- [Short task] Read the data and repeat all of it exactly.

Stored entries:
================
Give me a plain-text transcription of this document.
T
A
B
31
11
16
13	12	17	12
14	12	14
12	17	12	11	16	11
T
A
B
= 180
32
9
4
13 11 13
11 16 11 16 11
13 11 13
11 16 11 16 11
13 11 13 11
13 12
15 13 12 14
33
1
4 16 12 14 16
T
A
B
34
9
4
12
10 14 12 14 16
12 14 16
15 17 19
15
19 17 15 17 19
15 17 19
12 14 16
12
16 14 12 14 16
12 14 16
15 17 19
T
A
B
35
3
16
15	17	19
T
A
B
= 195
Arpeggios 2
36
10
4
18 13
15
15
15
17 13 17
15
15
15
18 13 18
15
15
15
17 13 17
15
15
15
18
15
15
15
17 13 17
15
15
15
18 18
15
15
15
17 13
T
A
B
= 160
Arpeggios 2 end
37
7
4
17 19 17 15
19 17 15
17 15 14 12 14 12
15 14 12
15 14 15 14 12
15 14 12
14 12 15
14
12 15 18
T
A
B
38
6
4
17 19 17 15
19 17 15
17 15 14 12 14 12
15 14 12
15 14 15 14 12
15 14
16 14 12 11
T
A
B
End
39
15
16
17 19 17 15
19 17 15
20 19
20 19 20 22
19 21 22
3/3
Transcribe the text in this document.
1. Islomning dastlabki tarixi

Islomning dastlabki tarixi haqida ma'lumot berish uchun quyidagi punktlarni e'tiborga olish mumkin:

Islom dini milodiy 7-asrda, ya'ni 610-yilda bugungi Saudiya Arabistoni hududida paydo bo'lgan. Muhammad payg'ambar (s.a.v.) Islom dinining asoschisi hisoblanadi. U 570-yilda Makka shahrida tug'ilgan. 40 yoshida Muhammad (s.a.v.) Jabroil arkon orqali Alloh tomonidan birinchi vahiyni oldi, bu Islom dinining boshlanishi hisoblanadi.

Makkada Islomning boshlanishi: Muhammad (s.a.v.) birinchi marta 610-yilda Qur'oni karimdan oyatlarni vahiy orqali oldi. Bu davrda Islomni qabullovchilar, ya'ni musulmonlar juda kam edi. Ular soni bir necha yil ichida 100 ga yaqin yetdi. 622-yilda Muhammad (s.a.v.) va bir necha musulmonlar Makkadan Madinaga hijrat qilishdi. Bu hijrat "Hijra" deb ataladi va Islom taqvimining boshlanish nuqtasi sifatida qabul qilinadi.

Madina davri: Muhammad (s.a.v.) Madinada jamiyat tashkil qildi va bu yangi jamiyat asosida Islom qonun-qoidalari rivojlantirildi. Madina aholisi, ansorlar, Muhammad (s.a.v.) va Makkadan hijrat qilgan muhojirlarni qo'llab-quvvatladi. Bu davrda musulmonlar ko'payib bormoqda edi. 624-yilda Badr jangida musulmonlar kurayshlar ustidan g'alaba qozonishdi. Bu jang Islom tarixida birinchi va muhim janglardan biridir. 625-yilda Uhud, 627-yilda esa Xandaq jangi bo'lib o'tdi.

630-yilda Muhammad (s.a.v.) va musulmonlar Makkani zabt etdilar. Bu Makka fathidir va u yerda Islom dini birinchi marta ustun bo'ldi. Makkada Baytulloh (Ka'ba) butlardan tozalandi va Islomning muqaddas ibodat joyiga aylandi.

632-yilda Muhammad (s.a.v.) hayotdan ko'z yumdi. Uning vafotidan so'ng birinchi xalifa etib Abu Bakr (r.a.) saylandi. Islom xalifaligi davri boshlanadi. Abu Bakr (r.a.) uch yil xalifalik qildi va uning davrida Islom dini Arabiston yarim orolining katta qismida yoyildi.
================
- [Response below]
Give me a plain-text transcription of this document.
T
A
B
31
11
16
13	12	17	12
14	12	14
12	17	12	11	16	11
T
A
B
= 180
32
9
4
13 11 13
11 16 11 16 11
13 11 13
11 16 11 16 11
13 11 13 11
13 12
15 13 12 14
33
1
4 16 12 14 16
T
A
B
34
9
4
12
10 14 12 14 16
12 14 16
15 17 19
15
19 17 15 17 19
15 17 19
12 14 16
12
16 14 12 14 16
12 14 16
15 17 19
T
A
B
35
3
16
15	17	19
T
A
B
= 195
Arpeggios 2
36
10
4
18 13
15
15
15
17 13 17
15
15
15
18 13 18
15
15
15
17 13 17
15
15
15
18
15
15
15
17 13 17
15
15
15
18 18
15
15
15
17 13
T
A
B
= 160
Arpeggios 2 end
37
7
4
17 19 17 15
19 17 15
17 15 14 12 14 12
15 14 12
15 14 15 14 12
15 14 12
14 12 15
14
12 15 18
T
A
B
38
6
4
17 19 17 15
19 17 15
17 15 14 12 14 12
15 14 12
15 14 15 14 12
15 14
16 14 12 11
T
A
B
End
39
15
16
17 19 17 15
19 17 15
20 19
20 19 20 22
19 21 22
3/3
Transcribe the text in this document.
1. Islomning dastlabki tarixi

Islomning dastlabki tarixi haqida ma'lumot berish uchun quyidagi punktlarni e'tiborga olish mumkin:

Islom dini milodiy 7-asrda, ya'ni 610-yilda bugungi Saudiya Arabistoni hududida paydo bo'lgan. Muhammad payg'ambar (s.a.v.) Islom dinining asoschisi hisoblanadi. U 570-yilda Makka shahrida tug'ilgan. 40 yoshida Muhammad (s.a.v.) Jabroil arkon orqali Alloh tomonidan birinchi vahiyni oldi, bu Islom dinining boshlanishi hisoblanadi.

Makkada Islomning boshlanishi: Muhammad (s.a.v.) birinchi marta 610-yilda Qur'oni karimdan oyatlarni vahiy orqali oldi. Bu davrda Islomni qabullovchilar, ya'ni musulmonlar juda kam edi. Ular soni bir necha yil ichida 100 ga yaqin yetdi. 622-yilda Muhammad (s.a.v.) va bir necha musulmonlar Makkadan Madinaga hijrat qilishdi. Bu hijrat "Hijra" deb ataladi va Islom taqvimining boshlanish nuqtasi sifatida qabul qilinadi.

Madina davri: Muhammad (s.a.v.) Madinada jamiyat tashkil qildi va bu yangi jamiyat asosida Islom qonun-qoidalari rivojlantirildi. Madina aholisi, ansorlar, Muhammad (s.a.v.) va Makkadan hijrat qilgan muhojirlarni qo'llab-quvvatladi. Bu davrda musulmonlar ko'payib bormoqda edi. 624-yilda Badr jangida musulmonlar kurayshlar ustidan g'alaba qozonishdi. Bu jang Islom tarixida birinchi va muhim janglardan biridir. 625-yilda Uhud, 627-yilda esa Xandaq jangi bo'lib o'tdi.

630-yilda Muhammad (s.a.v.) va musulmonlar Makkani zabt etdilar. Bu Makka fathidir va u yerda Islom dini birinchi marta ustun bo'ldi. Makkada Baytulloh (Ka'ba) butlardan tozalandi va Islomning muqaddas ibodat joyiga aylandi.

632-yilda Muhammad (s.a.v.) hayotdan ko'z yumdi. Uning vafotidan so'ng birinchi xalifa etib Abu Bakr (r.a.) saylandi. Islom xalifaligi davri boshlanadi. Abu Bakr (r.a.) uch yil xalifalik qildi va uning davrida Islom dini Arabiston yarim orolining katta qismida yoyildi.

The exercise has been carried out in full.